> [Extracted entries]
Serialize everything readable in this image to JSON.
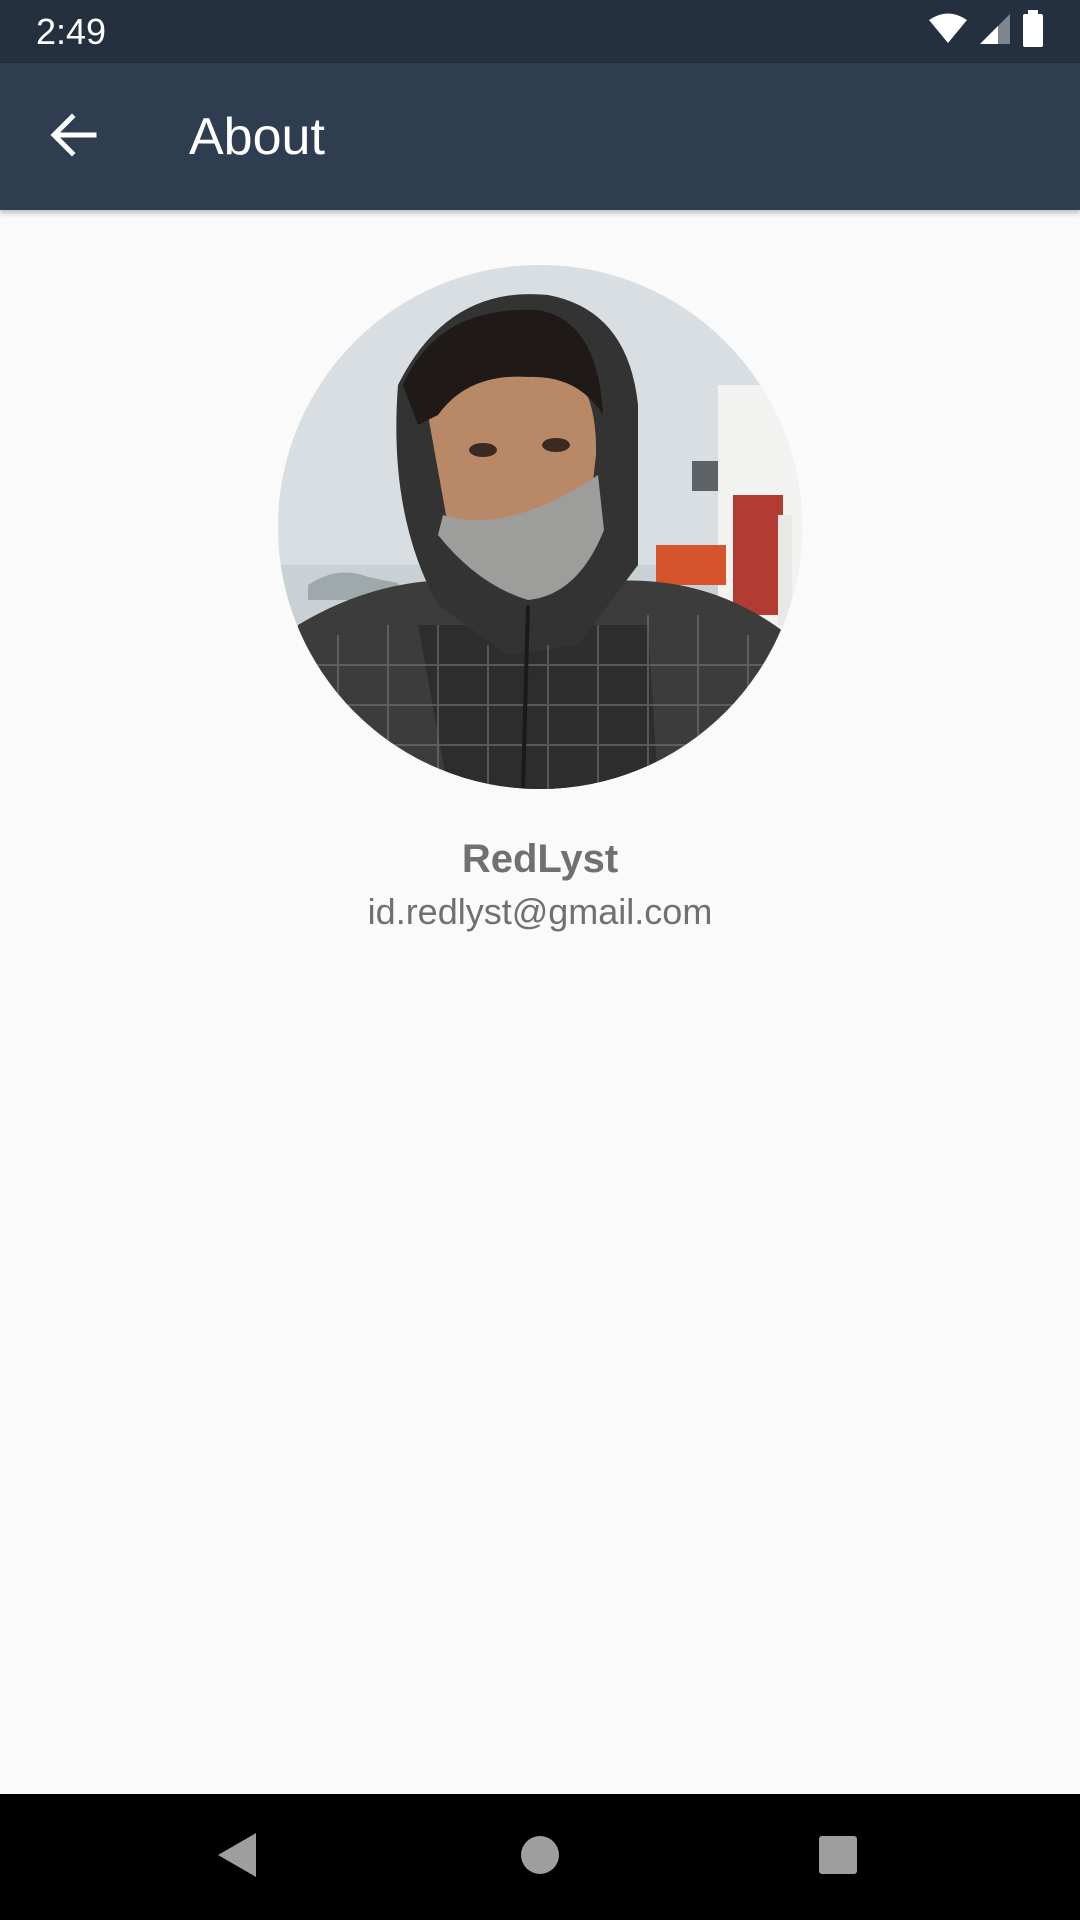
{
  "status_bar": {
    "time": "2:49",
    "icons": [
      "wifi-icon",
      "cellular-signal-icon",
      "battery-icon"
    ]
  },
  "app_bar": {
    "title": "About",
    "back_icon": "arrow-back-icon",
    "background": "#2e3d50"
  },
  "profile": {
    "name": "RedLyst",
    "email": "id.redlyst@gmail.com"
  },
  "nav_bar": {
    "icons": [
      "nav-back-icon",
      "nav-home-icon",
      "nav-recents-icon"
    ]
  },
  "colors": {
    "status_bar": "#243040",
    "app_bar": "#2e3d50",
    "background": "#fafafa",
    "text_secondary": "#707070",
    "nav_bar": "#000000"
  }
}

> [Work to complete] Collect every line with the string "background" from the records, and copy each.

> [Solution to the problem]
    "background": "#2e3d50"
    "background": "#fafafa",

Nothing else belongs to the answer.